Challenge
Tally every line featuring "page", then give that tally alone.
════════
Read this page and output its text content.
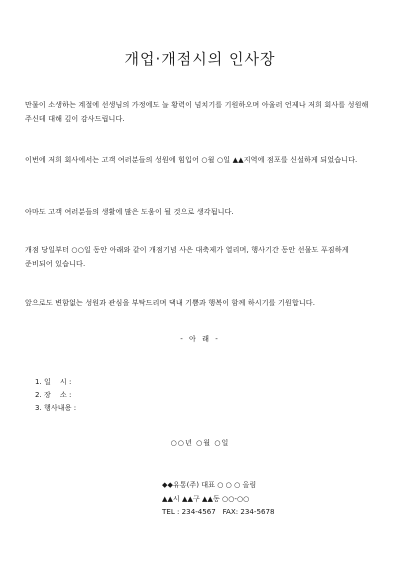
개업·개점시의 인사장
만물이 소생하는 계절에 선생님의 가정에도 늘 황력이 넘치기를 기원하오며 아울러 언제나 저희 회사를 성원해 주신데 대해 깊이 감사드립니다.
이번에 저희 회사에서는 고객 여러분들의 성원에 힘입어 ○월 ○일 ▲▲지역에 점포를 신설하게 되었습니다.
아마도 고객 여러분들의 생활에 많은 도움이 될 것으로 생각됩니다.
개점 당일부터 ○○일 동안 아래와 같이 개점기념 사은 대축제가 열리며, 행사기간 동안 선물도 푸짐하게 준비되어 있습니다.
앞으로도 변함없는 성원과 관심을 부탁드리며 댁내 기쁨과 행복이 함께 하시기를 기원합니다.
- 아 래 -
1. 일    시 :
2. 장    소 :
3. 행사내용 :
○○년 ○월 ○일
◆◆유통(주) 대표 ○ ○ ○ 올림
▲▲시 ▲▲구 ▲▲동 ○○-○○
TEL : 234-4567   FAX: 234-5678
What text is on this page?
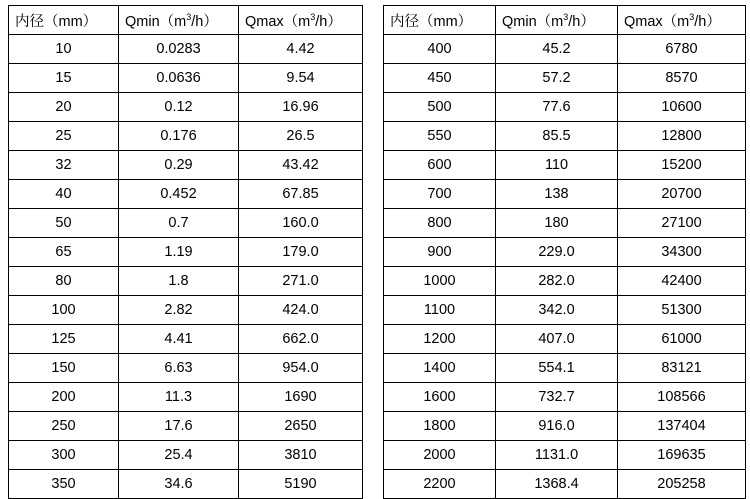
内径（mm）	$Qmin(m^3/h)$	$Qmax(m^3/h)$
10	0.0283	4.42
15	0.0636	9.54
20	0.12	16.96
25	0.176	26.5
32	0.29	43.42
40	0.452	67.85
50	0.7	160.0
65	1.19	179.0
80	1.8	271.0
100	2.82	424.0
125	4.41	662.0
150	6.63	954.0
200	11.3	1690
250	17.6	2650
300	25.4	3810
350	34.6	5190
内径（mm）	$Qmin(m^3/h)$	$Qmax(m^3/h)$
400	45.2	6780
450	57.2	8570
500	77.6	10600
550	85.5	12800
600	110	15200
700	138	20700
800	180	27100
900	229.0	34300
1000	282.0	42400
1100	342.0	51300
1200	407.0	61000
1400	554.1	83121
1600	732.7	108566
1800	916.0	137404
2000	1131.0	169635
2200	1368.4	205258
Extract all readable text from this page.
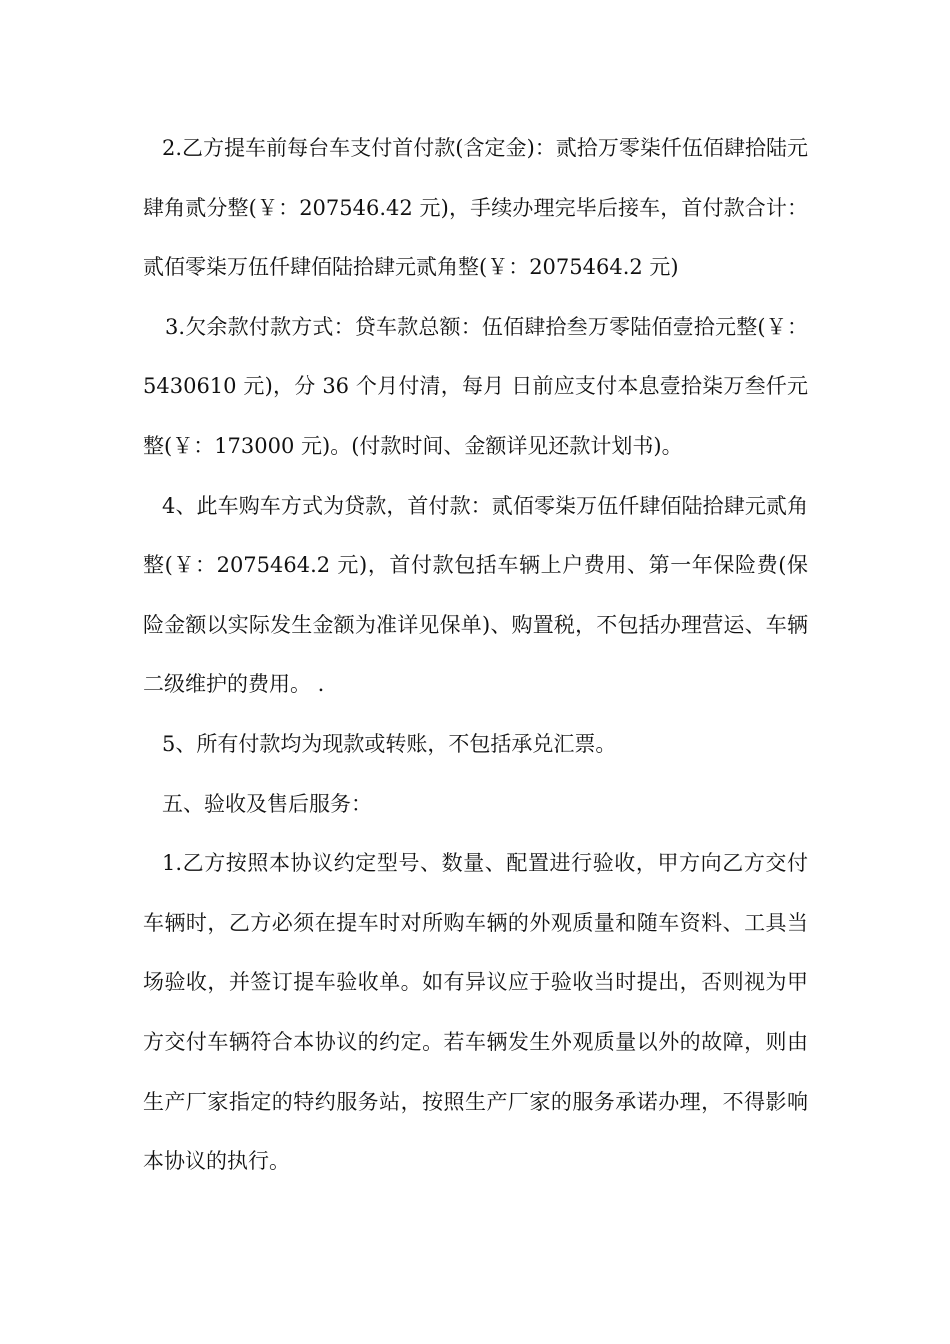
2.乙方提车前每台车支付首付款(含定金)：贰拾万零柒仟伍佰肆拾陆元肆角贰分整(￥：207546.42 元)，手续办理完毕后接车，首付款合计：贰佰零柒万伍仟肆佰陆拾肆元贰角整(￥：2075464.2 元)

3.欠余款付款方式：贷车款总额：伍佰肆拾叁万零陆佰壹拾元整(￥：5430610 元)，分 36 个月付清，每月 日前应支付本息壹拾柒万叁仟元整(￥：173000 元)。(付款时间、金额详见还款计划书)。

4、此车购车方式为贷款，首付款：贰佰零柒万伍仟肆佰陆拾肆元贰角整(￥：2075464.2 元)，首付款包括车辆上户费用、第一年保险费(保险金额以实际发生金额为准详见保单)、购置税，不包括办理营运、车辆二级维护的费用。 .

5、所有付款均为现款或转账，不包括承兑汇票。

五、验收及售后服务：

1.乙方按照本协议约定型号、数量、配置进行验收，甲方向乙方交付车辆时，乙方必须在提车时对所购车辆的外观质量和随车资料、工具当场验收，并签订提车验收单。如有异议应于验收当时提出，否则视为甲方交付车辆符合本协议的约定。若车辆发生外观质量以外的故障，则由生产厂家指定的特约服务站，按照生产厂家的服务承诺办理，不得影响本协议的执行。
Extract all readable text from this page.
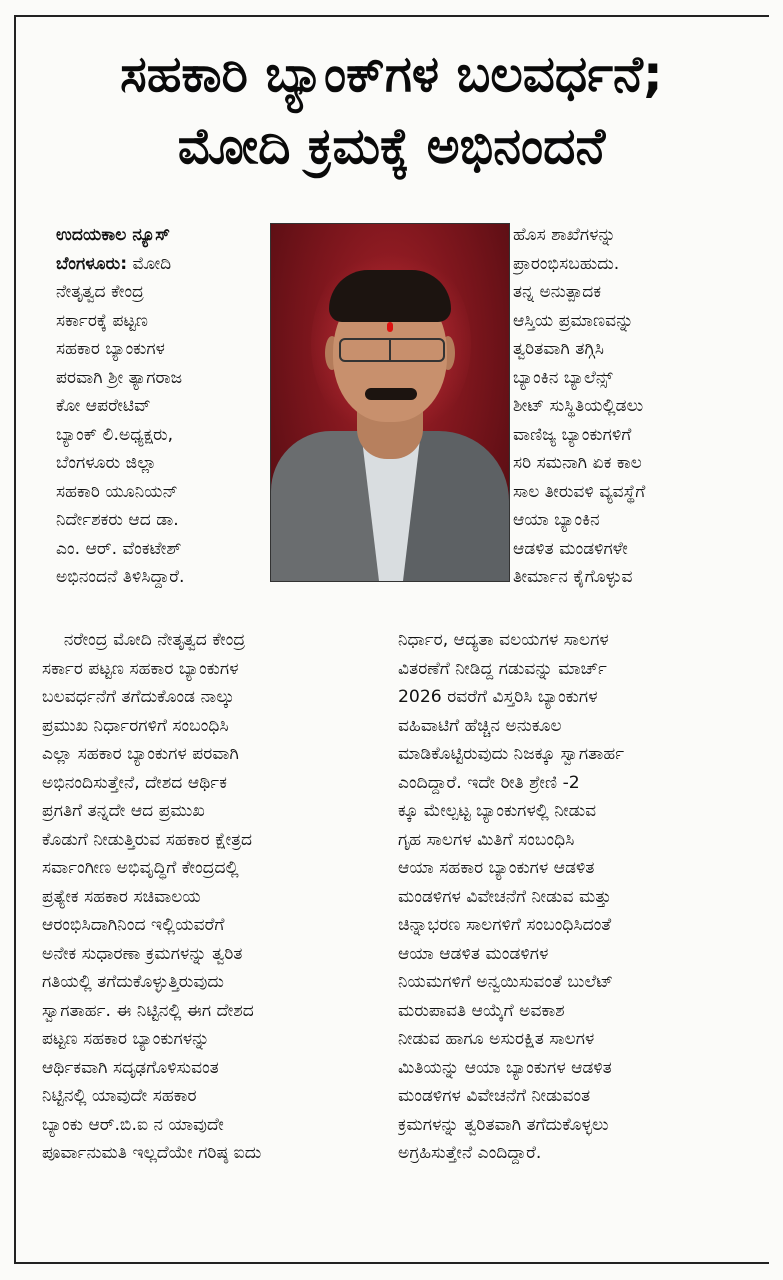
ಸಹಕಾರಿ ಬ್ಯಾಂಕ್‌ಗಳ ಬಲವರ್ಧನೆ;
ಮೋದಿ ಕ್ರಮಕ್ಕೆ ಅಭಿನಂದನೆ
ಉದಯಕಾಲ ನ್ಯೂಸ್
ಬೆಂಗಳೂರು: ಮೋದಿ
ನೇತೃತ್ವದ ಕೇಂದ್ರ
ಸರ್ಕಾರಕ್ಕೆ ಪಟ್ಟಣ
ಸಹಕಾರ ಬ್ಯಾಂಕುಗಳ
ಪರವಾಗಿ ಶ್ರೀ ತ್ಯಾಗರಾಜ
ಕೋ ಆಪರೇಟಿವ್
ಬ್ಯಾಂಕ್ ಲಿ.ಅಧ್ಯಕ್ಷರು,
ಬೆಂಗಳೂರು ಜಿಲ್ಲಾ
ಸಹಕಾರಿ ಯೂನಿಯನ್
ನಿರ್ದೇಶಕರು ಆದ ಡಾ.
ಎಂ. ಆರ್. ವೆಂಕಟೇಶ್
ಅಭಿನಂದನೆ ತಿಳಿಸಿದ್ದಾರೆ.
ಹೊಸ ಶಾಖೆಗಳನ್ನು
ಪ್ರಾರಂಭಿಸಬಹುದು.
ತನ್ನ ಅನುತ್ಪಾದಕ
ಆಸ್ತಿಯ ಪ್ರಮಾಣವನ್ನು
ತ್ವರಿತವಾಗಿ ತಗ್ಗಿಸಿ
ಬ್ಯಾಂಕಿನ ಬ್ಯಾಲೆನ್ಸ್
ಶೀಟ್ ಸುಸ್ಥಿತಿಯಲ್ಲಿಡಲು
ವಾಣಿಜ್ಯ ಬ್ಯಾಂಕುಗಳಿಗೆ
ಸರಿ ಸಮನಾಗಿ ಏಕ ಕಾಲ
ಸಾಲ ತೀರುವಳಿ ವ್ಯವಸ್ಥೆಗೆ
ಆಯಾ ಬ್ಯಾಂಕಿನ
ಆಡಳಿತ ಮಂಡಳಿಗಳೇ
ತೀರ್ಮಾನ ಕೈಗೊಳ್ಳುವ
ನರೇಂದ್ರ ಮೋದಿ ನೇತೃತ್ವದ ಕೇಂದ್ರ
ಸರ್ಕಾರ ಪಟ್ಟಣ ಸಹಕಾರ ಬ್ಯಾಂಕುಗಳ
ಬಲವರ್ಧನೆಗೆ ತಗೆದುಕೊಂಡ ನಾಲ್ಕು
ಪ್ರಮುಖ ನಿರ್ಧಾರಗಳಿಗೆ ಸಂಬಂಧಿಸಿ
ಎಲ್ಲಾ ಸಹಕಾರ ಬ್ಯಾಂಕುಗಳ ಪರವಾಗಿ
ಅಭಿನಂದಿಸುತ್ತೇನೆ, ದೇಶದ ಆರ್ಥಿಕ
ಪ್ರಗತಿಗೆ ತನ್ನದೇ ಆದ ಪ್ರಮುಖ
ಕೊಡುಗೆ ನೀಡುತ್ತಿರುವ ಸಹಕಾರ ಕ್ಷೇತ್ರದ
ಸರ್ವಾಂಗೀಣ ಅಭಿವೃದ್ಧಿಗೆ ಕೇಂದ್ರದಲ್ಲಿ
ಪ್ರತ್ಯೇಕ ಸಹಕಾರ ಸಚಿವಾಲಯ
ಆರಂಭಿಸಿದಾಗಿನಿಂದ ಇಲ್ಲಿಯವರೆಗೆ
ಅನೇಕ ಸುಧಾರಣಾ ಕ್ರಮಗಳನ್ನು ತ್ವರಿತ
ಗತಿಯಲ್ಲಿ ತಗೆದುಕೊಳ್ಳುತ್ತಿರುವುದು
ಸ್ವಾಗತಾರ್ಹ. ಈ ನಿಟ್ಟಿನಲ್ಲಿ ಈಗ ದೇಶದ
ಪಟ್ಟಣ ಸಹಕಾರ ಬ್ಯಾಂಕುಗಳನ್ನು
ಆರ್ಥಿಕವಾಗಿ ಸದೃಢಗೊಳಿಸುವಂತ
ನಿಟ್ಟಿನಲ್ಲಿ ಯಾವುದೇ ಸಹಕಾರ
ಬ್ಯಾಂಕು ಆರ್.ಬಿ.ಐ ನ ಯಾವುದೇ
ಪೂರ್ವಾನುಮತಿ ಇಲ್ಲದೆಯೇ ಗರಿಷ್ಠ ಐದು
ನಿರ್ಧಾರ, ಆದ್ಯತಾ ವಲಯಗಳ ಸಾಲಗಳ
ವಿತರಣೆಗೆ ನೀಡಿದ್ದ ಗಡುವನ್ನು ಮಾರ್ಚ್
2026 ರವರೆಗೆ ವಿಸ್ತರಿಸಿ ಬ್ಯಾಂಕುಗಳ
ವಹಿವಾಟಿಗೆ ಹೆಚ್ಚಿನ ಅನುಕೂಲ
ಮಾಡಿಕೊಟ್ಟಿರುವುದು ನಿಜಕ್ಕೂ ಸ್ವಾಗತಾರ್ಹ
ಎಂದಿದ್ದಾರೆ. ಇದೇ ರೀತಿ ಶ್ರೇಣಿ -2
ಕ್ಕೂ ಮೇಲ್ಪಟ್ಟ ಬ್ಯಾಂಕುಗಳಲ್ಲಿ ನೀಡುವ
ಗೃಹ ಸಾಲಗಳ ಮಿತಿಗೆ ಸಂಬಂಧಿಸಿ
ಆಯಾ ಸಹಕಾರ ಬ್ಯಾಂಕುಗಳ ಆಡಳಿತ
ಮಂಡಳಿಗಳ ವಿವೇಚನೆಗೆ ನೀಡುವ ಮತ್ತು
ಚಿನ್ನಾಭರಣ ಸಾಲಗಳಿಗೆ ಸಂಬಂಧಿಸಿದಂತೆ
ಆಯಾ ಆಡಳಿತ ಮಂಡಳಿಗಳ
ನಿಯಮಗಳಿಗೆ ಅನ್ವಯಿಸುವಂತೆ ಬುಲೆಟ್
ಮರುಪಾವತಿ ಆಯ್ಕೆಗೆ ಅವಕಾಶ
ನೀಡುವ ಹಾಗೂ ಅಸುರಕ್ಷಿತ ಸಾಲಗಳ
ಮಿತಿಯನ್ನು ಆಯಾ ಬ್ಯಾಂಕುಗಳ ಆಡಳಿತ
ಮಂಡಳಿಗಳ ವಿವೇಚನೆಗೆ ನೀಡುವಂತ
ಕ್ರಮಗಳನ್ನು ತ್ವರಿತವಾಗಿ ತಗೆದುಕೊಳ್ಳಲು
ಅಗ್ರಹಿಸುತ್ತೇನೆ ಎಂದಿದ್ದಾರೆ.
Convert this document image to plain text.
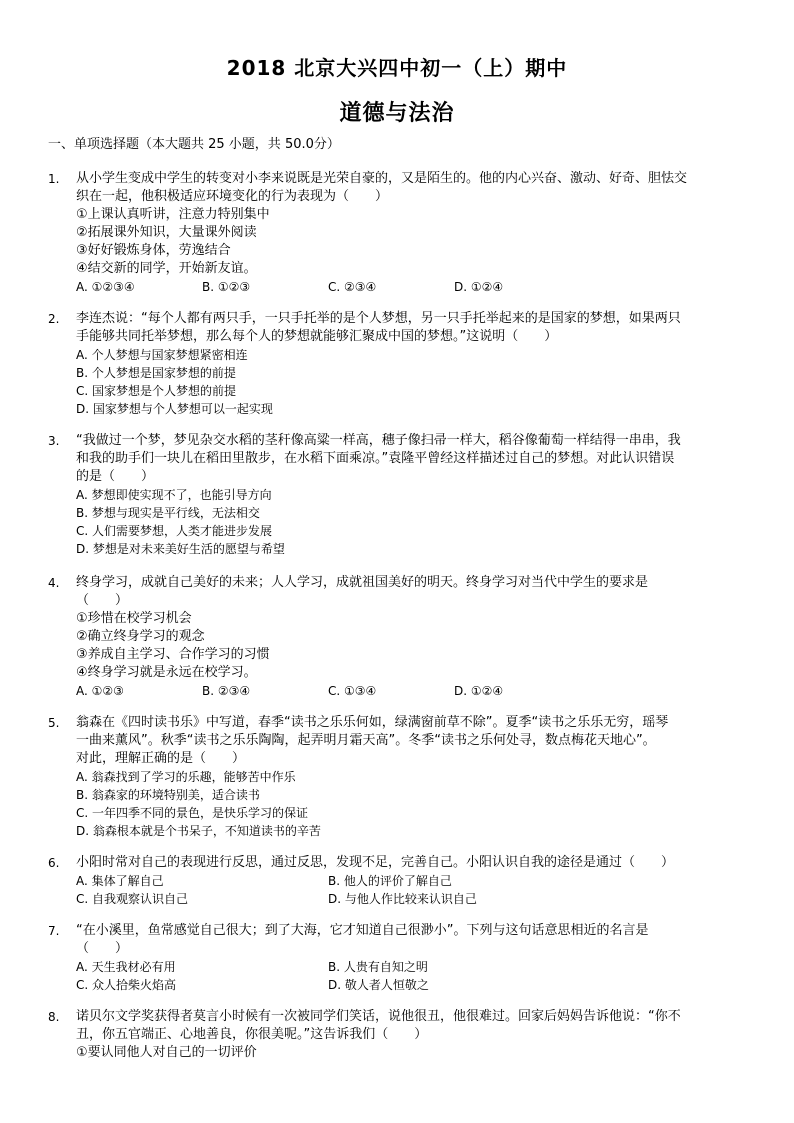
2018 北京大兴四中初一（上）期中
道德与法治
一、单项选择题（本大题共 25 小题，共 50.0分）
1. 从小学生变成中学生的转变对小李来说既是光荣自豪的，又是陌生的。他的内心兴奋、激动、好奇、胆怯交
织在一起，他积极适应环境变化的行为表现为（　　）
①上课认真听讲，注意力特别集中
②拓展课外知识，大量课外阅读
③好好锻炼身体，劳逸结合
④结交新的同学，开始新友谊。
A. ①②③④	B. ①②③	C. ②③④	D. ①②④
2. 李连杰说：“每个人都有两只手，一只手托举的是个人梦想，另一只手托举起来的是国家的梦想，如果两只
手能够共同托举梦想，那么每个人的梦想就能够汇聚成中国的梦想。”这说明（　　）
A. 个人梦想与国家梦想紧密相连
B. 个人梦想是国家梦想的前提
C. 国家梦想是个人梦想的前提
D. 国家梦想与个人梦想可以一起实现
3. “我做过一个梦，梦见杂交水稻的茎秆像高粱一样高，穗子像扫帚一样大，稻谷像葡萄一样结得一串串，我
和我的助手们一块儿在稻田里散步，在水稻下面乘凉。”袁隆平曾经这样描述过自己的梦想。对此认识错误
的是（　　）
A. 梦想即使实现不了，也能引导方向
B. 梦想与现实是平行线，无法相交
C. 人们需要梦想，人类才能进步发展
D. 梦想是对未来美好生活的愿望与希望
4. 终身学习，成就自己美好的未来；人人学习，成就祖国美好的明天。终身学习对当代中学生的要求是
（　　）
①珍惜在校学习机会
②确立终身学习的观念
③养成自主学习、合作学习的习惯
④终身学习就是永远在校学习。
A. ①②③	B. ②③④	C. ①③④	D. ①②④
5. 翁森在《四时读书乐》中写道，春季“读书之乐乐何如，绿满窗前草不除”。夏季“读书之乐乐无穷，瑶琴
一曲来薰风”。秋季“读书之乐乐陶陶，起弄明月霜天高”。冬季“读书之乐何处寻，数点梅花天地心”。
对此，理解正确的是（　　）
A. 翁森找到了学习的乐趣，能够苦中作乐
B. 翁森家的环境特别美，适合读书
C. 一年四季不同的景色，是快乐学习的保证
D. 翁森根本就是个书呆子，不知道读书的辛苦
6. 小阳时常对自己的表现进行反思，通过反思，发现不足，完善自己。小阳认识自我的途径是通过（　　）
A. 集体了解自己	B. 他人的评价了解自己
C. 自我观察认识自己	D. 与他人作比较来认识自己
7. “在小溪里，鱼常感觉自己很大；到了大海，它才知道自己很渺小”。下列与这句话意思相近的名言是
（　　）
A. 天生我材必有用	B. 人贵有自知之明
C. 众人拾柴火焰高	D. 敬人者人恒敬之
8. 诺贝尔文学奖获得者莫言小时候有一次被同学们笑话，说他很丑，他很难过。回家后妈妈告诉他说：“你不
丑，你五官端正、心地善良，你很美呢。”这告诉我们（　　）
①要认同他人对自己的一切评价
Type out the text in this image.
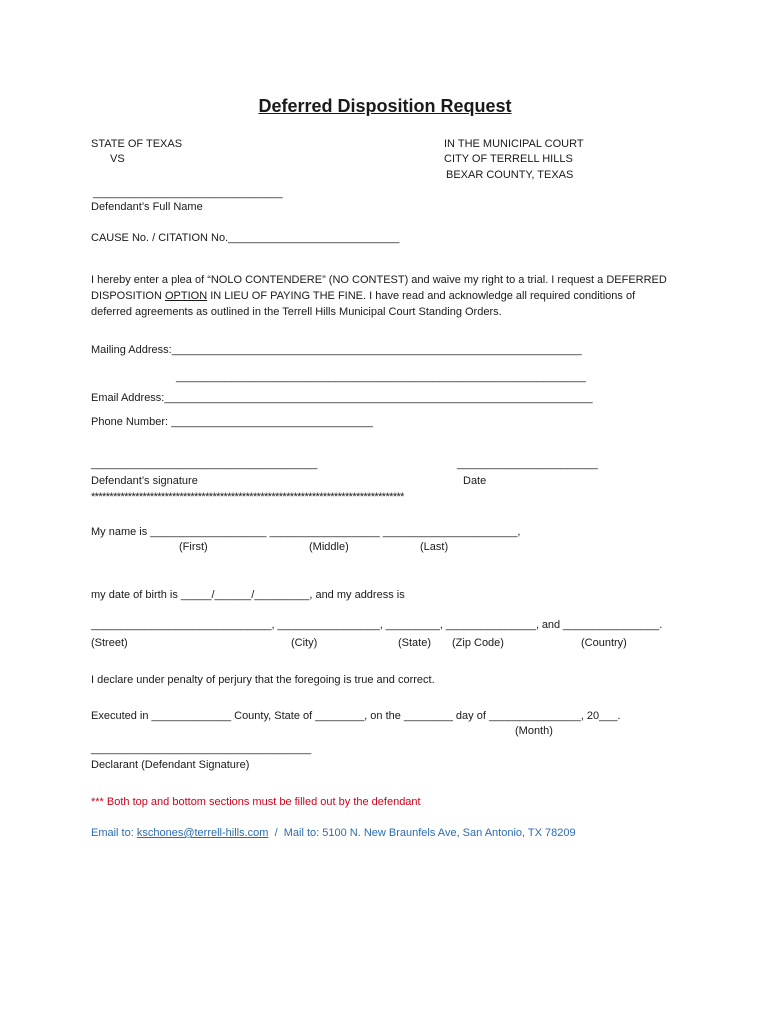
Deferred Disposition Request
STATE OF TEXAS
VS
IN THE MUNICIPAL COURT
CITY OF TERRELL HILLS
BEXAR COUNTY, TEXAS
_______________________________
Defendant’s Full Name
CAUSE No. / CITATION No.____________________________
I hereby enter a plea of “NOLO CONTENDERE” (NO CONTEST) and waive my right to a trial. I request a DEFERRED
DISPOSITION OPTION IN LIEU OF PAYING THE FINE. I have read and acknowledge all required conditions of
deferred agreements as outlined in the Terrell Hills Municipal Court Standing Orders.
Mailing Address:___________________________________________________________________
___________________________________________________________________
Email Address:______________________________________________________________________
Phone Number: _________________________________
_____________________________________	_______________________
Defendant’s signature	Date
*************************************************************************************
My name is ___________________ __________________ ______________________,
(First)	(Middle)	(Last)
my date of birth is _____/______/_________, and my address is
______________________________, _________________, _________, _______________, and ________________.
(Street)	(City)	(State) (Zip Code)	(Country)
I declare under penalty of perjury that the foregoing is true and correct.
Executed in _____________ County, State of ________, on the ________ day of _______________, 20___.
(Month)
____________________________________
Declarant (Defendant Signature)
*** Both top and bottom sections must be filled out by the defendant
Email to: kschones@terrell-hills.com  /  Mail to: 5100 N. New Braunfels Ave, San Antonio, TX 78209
════════
Solution below
4